Written problem ->
Your task is to print all of the material verbatim.

The input ->
○ ○ ○

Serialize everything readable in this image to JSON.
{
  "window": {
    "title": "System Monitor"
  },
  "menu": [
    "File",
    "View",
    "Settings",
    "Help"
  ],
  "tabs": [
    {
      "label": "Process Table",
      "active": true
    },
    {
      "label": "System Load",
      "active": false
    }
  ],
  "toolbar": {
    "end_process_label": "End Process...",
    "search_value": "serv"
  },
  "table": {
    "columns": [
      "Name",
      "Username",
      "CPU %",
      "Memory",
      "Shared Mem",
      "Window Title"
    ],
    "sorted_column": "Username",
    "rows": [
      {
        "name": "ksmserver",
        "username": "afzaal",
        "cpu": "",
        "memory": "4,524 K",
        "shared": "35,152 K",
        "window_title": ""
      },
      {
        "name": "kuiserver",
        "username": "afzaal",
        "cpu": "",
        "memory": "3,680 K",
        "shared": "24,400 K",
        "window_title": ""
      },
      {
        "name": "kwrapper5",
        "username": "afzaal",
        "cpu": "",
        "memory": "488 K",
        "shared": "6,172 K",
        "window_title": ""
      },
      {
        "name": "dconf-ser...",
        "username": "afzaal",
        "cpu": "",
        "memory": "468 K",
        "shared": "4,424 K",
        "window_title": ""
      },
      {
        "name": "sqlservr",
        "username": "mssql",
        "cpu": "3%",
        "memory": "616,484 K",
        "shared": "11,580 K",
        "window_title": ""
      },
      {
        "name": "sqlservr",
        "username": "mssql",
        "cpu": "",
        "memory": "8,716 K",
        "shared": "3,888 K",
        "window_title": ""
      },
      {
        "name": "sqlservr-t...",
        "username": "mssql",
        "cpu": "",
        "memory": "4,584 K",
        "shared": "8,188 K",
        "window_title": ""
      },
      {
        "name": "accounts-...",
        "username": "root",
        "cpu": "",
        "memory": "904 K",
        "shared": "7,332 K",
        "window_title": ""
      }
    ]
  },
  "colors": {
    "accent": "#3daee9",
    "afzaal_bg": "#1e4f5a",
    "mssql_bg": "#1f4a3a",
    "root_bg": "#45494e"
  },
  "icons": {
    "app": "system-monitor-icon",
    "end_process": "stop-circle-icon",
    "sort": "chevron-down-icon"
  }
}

○ ○ ○

Completed exercise ->
Serialize everything readable in this image to JSON.
{
  "window": {
    "title": "System Monitor"
  },
  "menu": [
    "File",
    "View",
    "Settings",
    "Help"
  ],
  "tabs": [
    {
      "label": "Process Table",
      "active": true
    },
    {
      "label": "System Load",
      "active": false
    }
  ],
  "toolbar": {
    "end_process_label": "End Process...",
    "search_value": "serv"
  },
  "table": {
    "columns": [
      "Name",
      "Username",
      "CPU %",
      "Memory",
      "Shared Mem",
      "Window Title"
    ],
    "sorted_column": "Username",
    "rows": [
      {
        "name": "ksmserver",
        "username": "afzaal",
        "cpu": "",
        "memory": "4,524 K",
        "shared": "35,152 K",
        "window_title": ""
      },
      {
        "name": "kuiserver",
        "username": "afzaal",
        "cpu": "",
        "memory": "3,680 K",
        "shared": "24,400 K",
        "window_title": ""
      },
      {
        "name": "kwrapper5",
        "username": "afzaal",
        "cpu": "",
        "memory": "488 K",
        "shared": "6,172 K",
        "window_title": ""
      },
      {
        "name": "dconf-ser...",
        "username": "afzaal",
        "cpu": "",
        "memory": "468 K",
        "shared": "4,424 K",
        "window_title": ""
      },
      {
        "name": "sqlservr",
        "username": "mssql",
        "cpu": "3%",
        "memory": "616,484 K",
        "shared": "11,580 K",
        "window_title": ""
      },
      {
        "name": "sqlservr",
        "username": "mssql",
        "cpu": "",
        "memory": "8,716 K",
        "shared": "3,888 K",
        "window_title": ""
      },
      {
        "name": "sqlservr-t...",
        "username": "mssql",
        "cpu": "",
        "memory": "4,584 K",
        "shared": "8,188 K",
        "window_title": ""
      },
      {
        "name": "accounts-...",
        "username": "root",
        "cpu": "",
        "memory": "904 K",
        "shared": "7,332 K",
        "window_title": ""
      }
    ]
  },
  "colors": {
    "accent": "#3daee9",
    "afzaal_bg": "#1e4f5a",
    "mssql_bg": "#1f4a3a",
    "root_bg": "#45494e"
  },
  "icons": {
    "app": "system-monitor-icon",
    "end_process": "stop-circle-icon",
    "sort": "chevron-down-icon"
  }
}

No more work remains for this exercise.